- _Entries from a dataset_
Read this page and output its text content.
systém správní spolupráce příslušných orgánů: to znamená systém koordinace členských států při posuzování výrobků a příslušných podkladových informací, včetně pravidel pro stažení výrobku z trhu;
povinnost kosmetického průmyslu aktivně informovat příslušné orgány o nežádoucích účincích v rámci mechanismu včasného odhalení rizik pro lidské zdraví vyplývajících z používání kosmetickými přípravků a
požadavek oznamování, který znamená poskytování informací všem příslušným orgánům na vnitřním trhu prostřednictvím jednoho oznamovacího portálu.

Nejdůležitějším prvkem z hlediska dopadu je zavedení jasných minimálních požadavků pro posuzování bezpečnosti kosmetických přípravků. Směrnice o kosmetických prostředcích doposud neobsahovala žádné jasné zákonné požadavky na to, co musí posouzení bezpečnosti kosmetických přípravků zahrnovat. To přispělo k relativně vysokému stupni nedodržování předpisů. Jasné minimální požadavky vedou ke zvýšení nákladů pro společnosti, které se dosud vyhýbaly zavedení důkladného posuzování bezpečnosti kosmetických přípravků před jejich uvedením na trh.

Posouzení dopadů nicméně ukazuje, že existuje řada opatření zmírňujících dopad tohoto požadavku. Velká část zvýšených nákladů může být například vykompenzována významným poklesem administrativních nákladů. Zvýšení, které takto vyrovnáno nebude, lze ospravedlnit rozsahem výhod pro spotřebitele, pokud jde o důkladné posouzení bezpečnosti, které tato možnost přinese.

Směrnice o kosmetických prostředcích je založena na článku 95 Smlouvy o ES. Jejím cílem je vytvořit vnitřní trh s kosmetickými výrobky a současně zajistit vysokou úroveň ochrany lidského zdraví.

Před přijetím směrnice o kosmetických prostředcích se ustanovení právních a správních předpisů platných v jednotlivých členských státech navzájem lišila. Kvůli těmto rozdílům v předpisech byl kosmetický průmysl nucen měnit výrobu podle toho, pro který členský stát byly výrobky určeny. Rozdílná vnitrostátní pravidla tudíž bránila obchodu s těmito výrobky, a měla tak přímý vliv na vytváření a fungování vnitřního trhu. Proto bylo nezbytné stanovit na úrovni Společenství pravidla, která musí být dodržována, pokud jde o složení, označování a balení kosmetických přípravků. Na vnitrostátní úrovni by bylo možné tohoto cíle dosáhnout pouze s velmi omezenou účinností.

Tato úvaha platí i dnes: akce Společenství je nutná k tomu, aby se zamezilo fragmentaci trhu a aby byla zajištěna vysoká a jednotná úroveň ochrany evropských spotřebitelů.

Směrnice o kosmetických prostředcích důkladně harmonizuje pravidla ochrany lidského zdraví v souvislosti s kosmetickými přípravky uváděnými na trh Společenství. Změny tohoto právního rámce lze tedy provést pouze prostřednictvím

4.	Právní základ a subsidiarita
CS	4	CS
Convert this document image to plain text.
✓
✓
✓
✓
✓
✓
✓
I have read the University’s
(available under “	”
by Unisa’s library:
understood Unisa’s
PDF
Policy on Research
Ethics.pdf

--

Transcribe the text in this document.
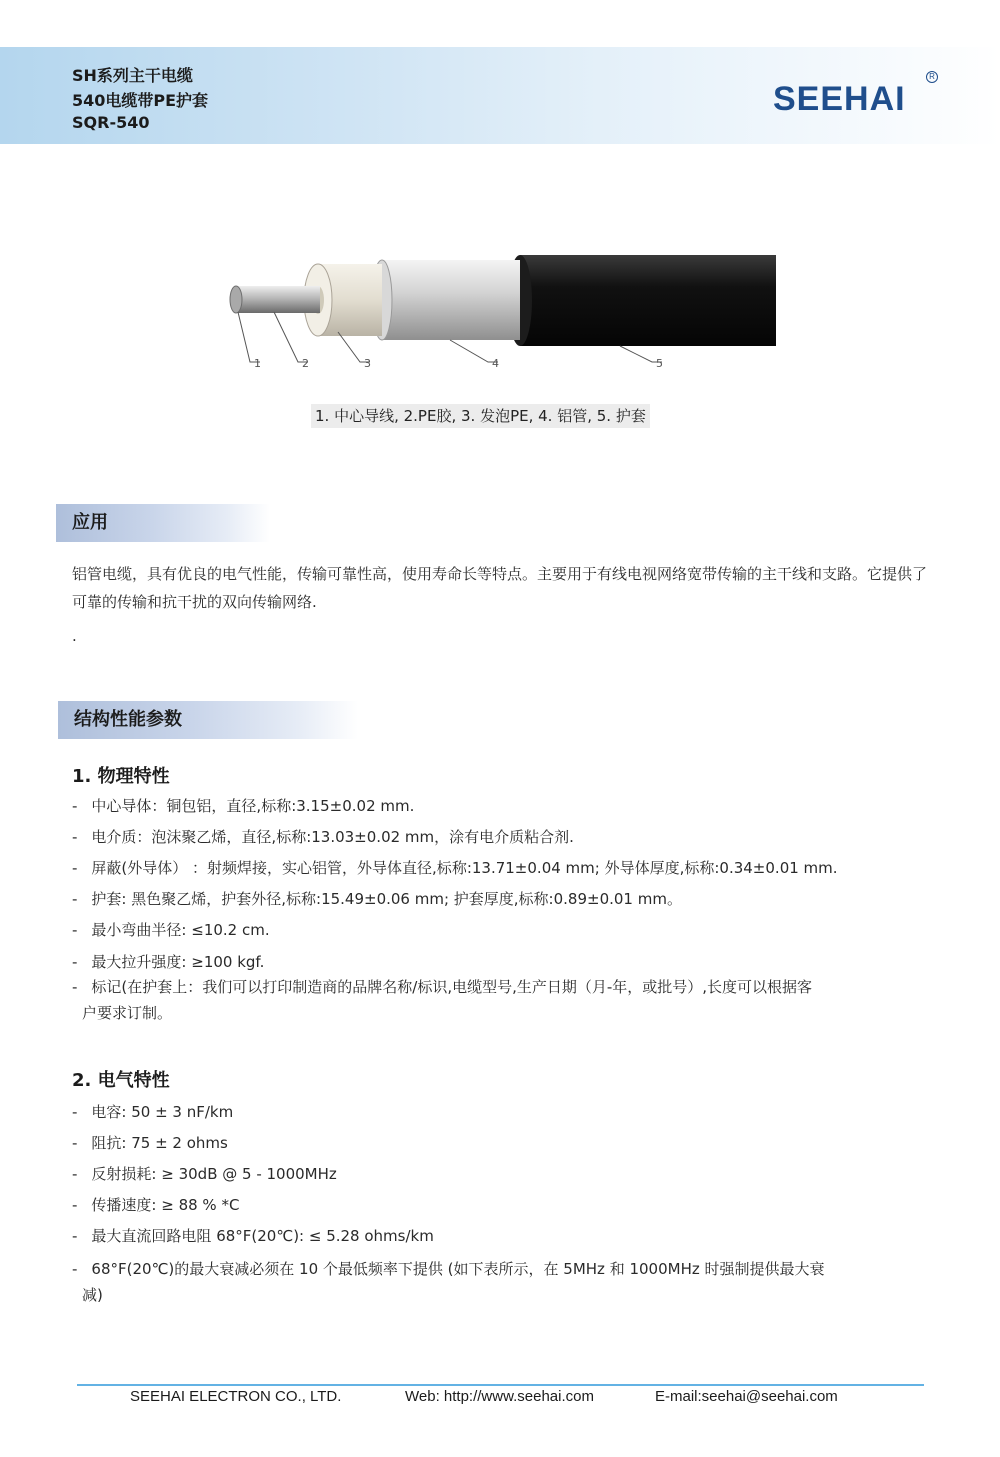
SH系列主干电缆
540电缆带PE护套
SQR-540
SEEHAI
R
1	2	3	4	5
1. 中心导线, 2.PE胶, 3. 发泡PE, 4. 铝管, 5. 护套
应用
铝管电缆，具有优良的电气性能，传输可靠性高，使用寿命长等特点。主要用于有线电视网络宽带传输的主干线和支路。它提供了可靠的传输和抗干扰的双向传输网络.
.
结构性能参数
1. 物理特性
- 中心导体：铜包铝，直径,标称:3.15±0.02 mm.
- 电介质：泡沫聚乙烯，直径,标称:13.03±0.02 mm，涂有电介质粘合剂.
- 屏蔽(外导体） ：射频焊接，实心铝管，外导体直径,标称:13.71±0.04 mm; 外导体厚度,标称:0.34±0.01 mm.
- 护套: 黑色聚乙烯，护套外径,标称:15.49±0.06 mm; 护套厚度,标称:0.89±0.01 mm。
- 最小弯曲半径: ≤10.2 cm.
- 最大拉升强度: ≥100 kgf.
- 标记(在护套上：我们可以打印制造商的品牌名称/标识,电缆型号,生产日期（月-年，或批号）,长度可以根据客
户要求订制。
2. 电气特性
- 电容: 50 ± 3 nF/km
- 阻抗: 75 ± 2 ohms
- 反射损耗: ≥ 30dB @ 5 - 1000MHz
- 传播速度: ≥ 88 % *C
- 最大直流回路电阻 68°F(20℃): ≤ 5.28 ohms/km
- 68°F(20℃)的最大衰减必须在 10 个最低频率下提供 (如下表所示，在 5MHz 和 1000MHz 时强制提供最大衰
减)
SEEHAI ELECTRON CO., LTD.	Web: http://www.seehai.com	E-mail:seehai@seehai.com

- _Work to do_
Gather each line in the entries above where the string "Unisa" is found.

- _Output for this task_
by Unisa’s library:
understood Unisa’s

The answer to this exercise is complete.